# [TO DO]
Please copy out the entries from the start through the line containing "table-row: GeorgeW Bush", both ends included, exactly as they appear.
--- --- ---
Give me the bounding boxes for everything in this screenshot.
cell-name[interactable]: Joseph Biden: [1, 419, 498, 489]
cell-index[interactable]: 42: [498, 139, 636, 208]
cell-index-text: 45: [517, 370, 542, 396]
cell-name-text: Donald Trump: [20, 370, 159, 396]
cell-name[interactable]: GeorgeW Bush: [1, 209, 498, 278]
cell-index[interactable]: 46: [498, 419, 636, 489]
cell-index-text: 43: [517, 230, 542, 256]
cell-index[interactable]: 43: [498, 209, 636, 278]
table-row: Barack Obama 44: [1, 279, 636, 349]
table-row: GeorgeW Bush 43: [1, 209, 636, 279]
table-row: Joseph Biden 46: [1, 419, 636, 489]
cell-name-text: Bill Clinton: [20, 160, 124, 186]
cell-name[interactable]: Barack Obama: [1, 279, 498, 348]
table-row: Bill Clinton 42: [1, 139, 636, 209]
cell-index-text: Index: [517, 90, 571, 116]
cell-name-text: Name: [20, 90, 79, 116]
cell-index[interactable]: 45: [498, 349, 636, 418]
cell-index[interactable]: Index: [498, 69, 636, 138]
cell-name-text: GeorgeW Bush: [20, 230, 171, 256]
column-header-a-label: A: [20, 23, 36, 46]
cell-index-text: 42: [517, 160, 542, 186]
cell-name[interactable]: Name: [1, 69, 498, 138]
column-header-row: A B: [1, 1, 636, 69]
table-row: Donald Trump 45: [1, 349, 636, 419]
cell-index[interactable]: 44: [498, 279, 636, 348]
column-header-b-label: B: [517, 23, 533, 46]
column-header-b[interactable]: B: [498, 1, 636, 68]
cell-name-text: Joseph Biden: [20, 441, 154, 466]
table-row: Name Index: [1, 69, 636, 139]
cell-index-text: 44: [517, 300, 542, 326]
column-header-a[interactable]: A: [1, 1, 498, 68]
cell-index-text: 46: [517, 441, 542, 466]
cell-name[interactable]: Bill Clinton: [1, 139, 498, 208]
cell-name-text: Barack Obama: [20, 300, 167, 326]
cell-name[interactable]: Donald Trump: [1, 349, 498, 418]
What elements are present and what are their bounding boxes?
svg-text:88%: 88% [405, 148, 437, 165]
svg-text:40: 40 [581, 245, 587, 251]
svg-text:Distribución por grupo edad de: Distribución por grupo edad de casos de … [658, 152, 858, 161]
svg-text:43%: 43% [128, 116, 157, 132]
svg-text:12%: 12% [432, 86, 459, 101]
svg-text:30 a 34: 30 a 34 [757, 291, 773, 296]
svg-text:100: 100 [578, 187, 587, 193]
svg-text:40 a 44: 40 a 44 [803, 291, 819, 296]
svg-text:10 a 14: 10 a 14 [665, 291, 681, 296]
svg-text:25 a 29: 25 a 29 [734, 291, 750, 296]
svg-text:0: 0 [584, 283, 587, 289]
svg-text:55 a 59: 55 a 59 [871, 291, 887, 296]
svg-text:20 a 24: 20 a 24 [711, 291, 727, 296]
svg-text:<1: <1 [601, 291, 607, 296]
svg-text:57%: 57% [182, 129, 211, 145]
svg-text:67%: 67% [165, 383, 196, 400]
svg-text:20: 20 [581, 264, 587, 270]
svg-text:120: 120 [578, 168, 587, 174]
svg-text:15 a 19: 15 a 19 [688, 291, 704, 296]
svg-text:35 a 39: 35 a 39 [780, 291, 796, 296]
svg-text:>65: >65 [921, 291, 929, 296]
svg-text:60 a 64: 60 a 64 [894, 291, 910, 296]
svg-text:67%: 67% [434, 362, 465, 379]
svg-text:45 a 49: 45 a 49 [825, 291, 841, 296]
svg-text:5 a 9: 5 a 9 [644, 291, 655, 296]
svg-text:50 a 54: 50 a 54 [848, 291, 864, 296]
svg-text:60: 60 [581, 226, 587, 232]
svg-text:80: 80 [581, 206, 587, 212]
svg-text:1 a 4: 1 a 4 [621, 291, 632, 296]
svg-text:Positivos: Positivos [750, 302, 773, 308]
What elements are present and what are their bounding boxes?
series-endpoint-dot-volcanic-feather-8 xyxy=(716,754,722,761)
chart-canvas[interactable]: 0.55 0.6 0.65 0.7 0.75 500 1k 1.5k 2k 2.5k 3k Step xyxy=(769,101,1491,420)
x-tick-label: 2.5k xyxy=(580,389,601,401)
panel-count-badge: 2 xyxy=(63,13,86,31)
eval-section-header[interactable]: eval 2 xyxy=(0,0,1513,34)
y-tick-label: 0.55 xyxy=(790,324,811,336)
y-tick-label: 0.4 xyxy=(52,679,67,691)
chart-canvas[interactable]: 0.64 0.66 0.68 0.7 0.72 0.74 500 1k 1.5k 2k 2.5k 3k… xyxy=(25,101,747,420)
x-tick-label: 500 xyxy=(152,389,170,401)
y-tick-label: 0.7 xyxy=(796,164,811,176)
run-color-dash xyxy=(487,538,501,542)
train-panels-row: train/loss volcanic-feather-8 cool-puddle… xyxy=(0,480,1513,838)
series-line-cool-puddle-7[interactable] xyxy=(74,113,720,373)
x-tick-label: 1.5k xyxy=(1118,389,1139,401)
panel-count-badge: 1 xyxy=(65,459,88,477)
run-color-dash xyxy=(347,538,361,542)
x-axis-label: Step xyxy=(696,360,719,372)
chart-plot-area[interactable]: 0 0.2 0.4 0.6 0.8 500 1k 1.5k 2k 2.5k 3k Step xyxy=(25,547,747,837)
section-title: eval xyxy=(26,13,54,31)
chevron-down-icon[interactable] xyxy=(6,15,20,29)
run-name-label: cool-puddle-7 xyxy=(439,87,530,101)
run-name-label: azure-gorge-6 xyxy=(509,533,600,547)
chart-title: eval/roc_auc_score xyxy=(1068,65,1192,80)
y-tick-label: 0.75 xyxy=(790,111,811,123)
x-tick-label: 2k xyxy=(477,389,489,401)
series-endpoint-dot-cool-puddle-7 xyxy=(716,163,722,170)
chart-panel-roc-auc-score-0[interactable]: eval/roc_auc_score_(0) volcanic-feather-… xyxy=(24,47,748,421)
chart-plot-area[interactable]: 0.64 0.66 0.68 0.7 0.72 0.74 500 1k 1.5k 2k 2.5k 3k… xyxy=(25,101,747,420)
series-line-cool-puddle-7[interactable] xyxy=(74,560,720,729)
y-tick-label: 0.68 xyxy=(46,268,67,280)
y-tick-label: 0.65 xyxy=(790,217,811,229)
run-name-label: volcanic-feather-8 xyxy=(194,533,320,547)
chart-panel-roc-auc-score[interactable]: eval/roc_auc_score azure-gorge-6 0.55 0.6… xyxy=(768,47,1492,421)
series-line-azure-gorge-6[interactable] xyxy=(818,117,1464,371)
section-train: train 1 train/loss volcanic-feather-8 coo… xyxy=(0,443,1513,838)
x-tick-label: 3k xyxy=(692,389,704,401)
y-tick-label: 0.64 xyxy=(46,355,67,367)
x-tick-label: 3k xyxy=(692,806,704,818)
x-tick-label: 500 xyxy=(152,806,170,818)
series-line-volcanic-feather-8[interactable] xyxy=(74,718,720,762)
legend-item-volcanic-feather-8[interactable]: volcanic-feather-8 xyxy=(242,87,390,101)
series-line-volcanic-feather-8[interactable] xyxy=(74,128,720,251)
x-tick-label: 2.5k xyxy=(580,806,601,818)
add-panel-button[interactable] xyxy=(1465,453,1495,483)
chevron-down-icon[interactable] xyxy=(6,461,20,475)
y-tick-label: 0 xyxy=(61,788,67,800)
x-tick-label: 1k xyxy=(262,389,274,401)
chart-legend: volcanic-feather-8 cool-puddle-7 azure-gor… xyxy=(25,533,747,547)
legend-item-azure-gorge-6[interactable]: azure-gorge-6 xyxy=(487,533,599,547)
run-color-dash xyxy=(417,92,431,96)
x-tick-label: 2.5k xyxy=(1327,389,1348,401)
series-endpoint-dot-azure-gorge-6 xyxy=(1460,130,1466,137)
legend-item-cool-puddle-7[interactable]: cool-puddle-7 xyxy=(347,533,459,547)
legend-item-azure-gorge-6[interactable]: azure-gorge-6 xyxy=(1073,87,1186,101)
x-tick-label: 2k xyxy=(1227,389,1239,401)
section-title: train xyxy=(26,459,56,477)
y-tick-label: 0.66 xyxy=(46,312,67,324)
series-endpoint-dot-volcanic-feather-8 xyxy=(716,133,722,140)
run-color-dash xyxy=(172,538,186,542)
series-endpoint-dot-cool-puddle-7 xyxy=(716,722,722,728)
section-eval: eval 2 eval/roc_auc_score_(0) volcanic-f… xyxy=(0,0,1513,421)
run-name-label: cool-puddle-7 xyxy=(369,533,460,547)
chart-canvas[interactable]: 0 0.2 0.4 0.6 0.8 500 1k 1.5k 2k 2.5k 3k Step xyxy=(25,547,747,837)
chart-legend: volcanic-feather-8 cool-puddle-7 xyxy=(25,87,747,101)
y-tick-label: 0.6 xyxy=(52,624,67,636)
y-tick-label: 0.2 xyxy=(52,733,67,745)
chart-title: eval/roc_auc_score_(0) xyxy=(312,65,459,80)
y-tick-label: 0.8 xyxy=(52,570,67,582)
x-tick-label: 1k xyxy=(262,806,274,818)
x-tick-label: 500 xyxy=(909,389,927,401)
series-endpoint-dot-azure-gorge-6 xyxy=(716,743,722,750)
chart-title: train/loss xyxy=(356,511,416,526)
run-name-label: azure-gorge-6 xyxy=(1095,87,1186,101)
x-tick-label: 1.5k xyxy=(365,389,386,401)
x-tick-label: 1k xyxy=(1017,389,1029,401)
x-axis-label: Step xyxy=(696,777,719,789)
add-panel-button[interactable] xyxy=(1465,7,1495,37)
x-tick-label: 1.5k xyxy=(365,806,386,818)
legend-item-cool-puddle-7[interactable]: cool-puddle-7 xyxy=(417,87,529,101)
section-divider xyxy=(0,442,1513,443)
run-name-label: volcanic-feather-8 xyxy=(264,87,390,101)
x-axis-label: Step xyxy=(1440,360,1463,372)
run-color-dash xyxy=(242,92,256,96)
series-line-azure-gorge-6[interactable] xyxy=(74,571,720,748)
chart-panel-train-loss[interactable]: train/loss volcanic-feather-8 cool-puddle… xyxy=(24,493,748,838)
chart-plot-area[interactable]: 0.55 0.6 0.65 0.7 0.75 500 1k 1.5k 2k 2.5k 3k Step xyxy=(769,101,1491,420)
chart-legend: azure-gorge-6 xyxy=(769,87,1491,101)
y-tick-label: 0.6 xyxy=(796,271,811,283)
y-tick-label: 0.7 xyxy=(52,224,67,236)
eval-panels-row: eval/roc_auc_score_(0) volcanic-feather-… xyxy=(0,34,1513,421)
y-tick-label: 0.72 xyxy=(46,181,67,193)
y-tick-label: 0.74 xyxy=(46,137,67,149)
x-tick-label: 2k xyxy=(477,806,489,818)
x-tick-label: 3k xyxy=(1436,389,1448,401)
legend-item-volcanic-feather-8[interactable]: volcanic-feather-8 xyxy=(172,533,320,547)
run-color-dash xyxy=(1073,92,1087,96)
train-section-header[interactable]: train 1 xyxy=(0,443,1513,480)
--- --- ---
# [SOLUTION FOR THIS EXERCISE]
Give me the bounding boxes for everything in this screenshot.
cell-name[interactable]: Joseph Biden: [1, 419, 498, 489]
cell-index[interactable]: 42: [498, 139, 636, 208]
cell-index-text: 45: [517, 370, 542, 396]
cell-name-text: Donald Trump: [20, 370, 159, 396]
cell-name[interactable]: GeorgeW Bush: [1, 209, 498, 278]
cell-index[interactable]: 46: [498, 419, 636, 489]
cell-index-text: 43: [517, 230, 542, 256]
cell-index[interactable]: 43: [498, 209, 636, 278]
table-row: Barack Obama 44: [1, 279, 636, 349]
table-row: GeorgeW Bush 43: [1, 209, 636, 279]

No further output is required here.